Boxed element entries
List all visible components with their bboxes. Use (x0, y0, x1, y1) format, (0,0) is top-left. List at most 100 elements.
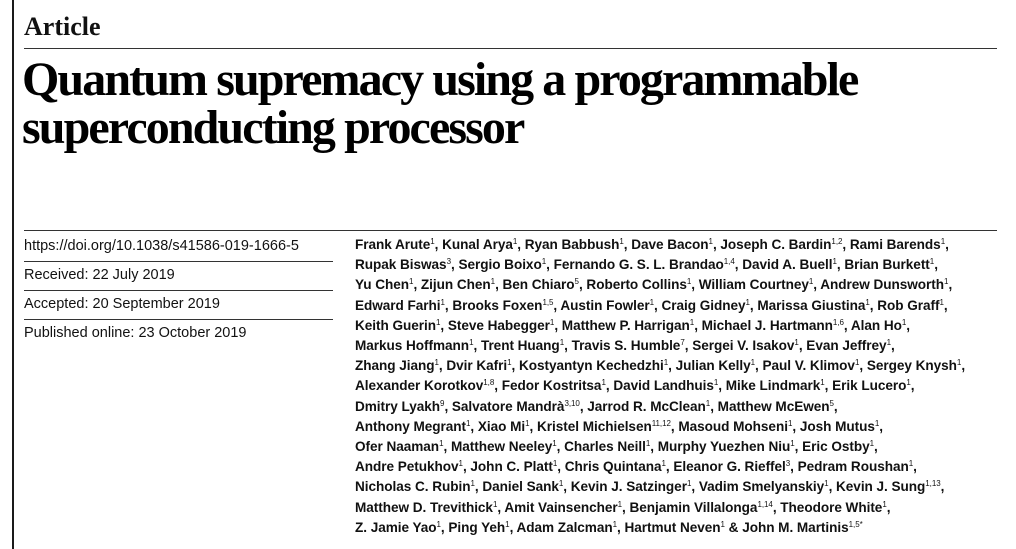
affiliation-superscript: 9 (440, 398, 445, 408)
author-name: David A. Buell (742, 257, 833, 273)
affiliation-superscript: 1 (824, 479, 829, 489)
author-line: Z. Jamie Yao1, Ping Yeh1, Adam Zalcman1,… (355, 519, 863, 535)
affiliation-superscript: 1 (832, 257, 837, 267)
published-date: Published online: 23 October 2019 (24, 325, 247, 341)
affiliation-superscript: 1 (869, 439, 875, 449)
affiliation-superscript: 1,14 (757, 499, 773, 509)
author-name: Evan Jeffrey (806, 338, 887, 354)
author-name: Ofer Naaman (355, 439, 440, 455)
author-name: Josh Mutus (799, 418, 875, 434)
author-name: Erik Lucero (832, 378, 907, 394)
author-name: Julian Kelly (675, 358, 751, 374)
affiliation-superscript: 1 (505, 519, 510, 529)
affiliation-superscript: 1 (661, 459, 666, 469)
author-list: Frank Arute1, Kunal Arya1, Ryan Babbush1… (355, 235, 1005, 538)
affiliation-superscript: 1 (720, 519, 725, 529)
author-line: Andre Petukhov1, John C. Platt1, Chris Q… (355, 459, 917, 475)
affiliation-superscript: 1 (434, 358, 439, 368)
affiliation-superscript: 1 (617, 499, 622, 509)
author-name: Craig Gidney (661, 297, 746, 313)
author-name: Chris Quintana (564, 459, 662, 475)
author-name: Fedor Kostritsa (501, 378, 602, 394)
author-line: Yu Chen1, Zijun Chen1, Ben Chiaro5, Robe… (355, 277, 953, 293)
author-name: Alexander Korotkov (355, 378, 484, 394)
author-name: Marissa Giustina (757, 297, 866, 313)
author-name: Andrew Dunsworth (820, 277, 945, 293)
author-name: Sergei V. Isakov (692, 338, 795, 354)
author-line: Keith Guerin1, Steve Habegger1, Matthew … (355, 317, 911, 333)
affiliation-superscript: 1 (906, 378, 911, 388)
affiliation-superscript: 1,8 (483, 378, 495, 388)
author-name: Dave Bacon (631, 237, 709, 252)
affiliation-superscript: 1 (492, 499, 498, 509)
affiliation-superscript: 1 (686, 479, 692, 489)
affiliation-superscript: 1 (901, 317, 907, 327)
affiliation-superscript: 1,2 (831, 237, 843, 246)
affiliation-superscript: 1 (750, 358, 755, 368)
author-name: Mike Lindmark (725, 378, 821, 394)
author-name: Jarrod R. McClean (587, 398, 706, 414)
affiliation-superscript: 1 (649, 297, 655, 307)
author-name: Matthew D. Trevithick (355, 499, 493, 515)
author-name: Kunal Arya (442, 237, 513, 252)
article-title: Quantum supremacy using a programmable s… (22, 56, 1012, 152)
author-name: Ping Yeh (448, 519, 506, 535)
author-name: Edward Farhi (355, 297, 441, 313)
author-name: Frank Arute (355, 237, 431, 252)
author-line: Dmitry Lyakh9, Salvatore Mandrà3,10, Jar… (355, 398, 838, 414)
author-name: Kevin J. Sung (836, 479, 926, 495)
affiliation-superscript: 1 (512, 237, 518, 246)
author-name: Dmitry Lyakh (355, 398, 441, 414)
author-line: Alexander Korotkov1,8, Fedor Kostritsa1,… (355, 378, 915, 394)
affiliation-superscript: 1 (865, 297, 870, 307)
author-name: Charles Neill (564, 439, 646, 455)
author-name: Ben Chiaro (502, 277, 575, 293)
title-line-2: superconducting processor (22, 101, 525, 154)
affiliation-superscript: 1 (409, 277, 414, 287)
affiliation-superscript: 3 (446, 257, 451, 267)
affiliation-superscript: 1 (820, 378, 825, 388)
author-name: Salvatore Mandrà (451, 398, 565, 414)
affiliation-superscript: 1,5* (848, 519, 863, 529)
author-name: Amit Vainsencher (504, 499, 618, 515)
author-line: Nicholas C. Rubin1, Daniel Sank1, Kevin … (355, 479, 945, 495)
author-line: Edward Farhi1, Brooks Foxen1,5, Austin F… (355, 297, 948, 313)
affiliation-superscript: 1 (874, 418, 880, 428)
affiliation-superscript: 1 (787, 418, 793, 428)
author-name: Benjamin Villalonga (629, 499, 758, 515)
left-margin-rule (12, 0, 14, 549)
doi-link[interactable]: https://doi.org/10.1038/s41586-019-1666-… (24, 233, 333, 262)
author-name: Masoud Mohseni (678, 418, 788, 434)
title-line-1: Quantum supremacy using a programmable (22, 53, 859, 106)
affiliation-superscript: 3,10 (564, 398, 580, 408)
affiliation-superscript: 1 (705, 398, 711, 408)
affiliation-superscript: 1 (612, 519, 618, 529)
author-name: John C. Platt (470, 459, 553, 475)
author-name: Roberto Collins (586, 277, 687, 293)
affiliation-superscript: 1 (552, 439, 557, 449)
author-name: Eleanor G. Rieffel (673, 459, 786, 475)
affiliation-superscript: 5 (829, 398, 834, 408)
affiliation-superscript: 1 (435, 317, 441, 327)
affiliation-superscript: 1 (790, 439, 795, 449)
author-name: Xiao Mi (477, 418, 526, 434)
author-line: Matthew D. Trevithick1, Amit Vainsencher… (355, 499, 891, 515)
author-name: Anthony Megrant (355, 418, 467, 434)
affiliation-superscript: 1 (507, 358, 512, 368)
author-name: Kevin J. Satzinger (570, 479, 687, 495)
affiliation-superscript: 1 (956, 358, 962, 368)
affiliation-superscript: 1 (458, 459, 463, 469)
author-name: Hartmut Neven (624, 519, 721, 535)
author-name: Pedram Roushan (797, 459, 909, 475)
affiliation-superscript: 1 (559, 338, 565, 348)
affiliation-superscript: 1 (708, 237, 713, 246)
author-name: Zijun Chen (420, 277, 491, 293)
section-label: Article (24, 12, 101, 41)
author-name: Paul V. Klimov (762, 358, 855, 374)
author-name: William Courtney (698, 277, 809, 293)
affiliation-superscript: 11,12 (651, 418, 671, 428)
affiliation-superscript: 1 (808, 277, 814, 287)
author-name: Dvir Kafri (446, 358, 508, 374)
author-name: Sergey Knysh (866, 358, 957, 374)
affiliation-superscript: 1 (908, 459, 914, 469)
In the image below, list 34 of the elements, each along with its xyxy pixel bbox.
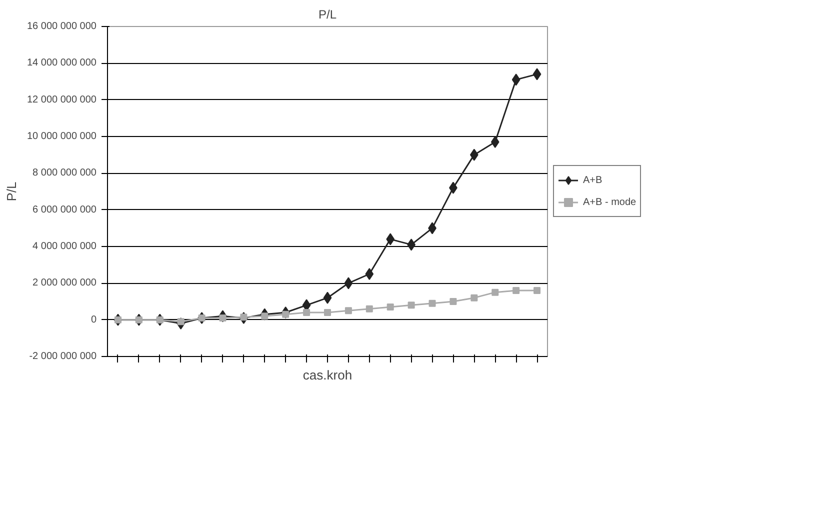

> _Problem description_
Revise everything from the line containing "affiliation-superscript: 9 (440, 398, 445, 408)" down to the line containing "author-name: Ofer Naaman (355, 439, 440, 455)", putting "Released online" in place of "Published online" and keeping the rest unchanged.

> _Exercise solution_
affiliation-superscript: 9 (440, 398, 445, 408)
author-name: David A. Buell (742, 257, 833, 273)
affiliation-superscript: 1 (824, 479, 829, 489)
author-line: Z. Jamie Yao1, Ping Yeh1, Adam Zalcman1,… (355, 519, 863, 535)
affiliation-superscript: 1 (832, 257, 837, 267)
published-date: Released online: 23 October 2019 (24, 325, 247, 341)
affiliation-superscript: 1 (869, 439, 875, 449)
affiliation-superscript: 1,14 (757, 499, 773, 509)
author-name: Evan Jeffrey (806, 338, 887, 354)
author-name: Ofer Naaman (355, 439, 440, 455)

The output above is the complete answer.